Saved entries

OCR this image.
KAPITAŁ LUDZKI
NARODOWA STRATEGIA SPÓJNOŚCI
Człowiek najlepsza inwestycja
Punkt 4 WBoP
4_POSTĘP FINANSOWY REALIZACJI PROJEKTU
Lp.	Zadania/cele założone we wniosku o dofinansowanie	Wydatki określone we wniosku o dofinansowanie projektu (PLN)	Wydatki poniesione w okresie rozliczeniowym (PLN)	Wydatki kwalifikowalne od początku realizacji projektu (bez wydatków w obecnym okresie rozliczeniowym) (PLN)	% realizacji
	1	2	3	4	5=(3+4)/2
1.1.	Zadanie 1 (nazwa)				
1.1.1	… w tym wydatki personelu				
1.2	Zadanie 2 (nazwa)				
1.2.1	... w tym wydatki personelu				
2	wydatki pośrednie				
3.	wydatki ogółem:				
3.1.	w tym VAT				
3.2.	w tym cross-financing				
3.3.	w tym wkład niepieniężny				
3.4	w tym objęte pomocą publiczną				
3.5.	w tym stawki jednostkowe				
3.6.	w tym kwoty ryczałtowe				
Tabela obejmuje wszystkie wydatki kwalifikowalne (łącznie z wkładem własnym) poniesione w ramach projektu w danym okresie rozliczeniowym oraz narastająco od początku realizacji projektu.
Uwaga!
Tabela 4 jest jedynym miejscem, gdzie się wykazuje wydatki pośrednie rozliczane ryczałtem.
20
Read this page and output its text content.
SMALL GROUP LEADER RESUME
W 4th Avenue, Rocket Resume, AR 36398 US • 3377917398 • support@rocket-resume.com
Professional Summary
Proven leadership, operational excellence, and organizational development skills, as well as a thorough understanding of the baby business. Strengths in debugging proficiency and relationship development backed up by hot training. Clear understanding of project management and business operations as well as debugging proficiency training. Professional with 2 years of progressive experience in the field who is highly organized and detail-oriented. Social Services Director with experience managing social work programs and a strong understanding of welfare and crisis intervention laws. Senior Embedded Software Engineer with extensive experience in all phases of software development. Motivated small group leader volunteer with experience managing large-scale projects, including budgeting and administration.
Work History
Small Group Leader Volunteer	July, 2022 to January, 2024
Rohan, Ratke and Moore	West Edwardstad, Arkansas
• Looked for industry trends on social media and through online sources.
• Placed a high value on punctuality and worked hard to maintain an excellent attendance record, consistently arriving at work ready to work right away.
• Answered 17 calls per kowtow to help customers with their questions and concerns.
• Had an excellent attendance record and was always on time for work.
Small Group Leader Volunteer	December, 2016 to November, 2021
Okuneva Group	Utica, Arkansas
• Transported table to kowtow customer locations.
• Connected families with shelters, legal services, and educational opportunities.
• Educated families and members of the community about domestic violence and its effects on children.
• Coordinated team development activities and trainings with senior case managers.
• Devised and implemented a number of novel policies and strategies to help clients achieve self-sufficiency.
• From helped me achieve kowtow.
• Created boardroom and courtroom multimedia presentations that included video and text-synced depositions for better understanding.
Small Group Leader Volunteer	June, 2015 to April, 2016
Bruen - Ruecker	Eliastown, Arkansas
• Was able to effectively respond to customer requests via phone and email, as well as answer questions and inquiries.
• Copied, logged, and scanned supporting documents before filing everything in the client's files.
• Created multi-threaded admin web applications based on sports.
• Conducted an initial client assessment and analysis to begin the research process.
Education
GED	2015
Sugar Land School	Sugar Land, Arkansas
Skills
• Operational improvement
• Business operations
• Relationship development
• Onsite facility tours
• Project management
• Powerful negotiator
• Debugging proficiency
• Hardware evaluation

### Given exercise:
Among the entries, how many lines include the word "Tabela"? Answer with a single number and nothing further.

### Exercise response:
2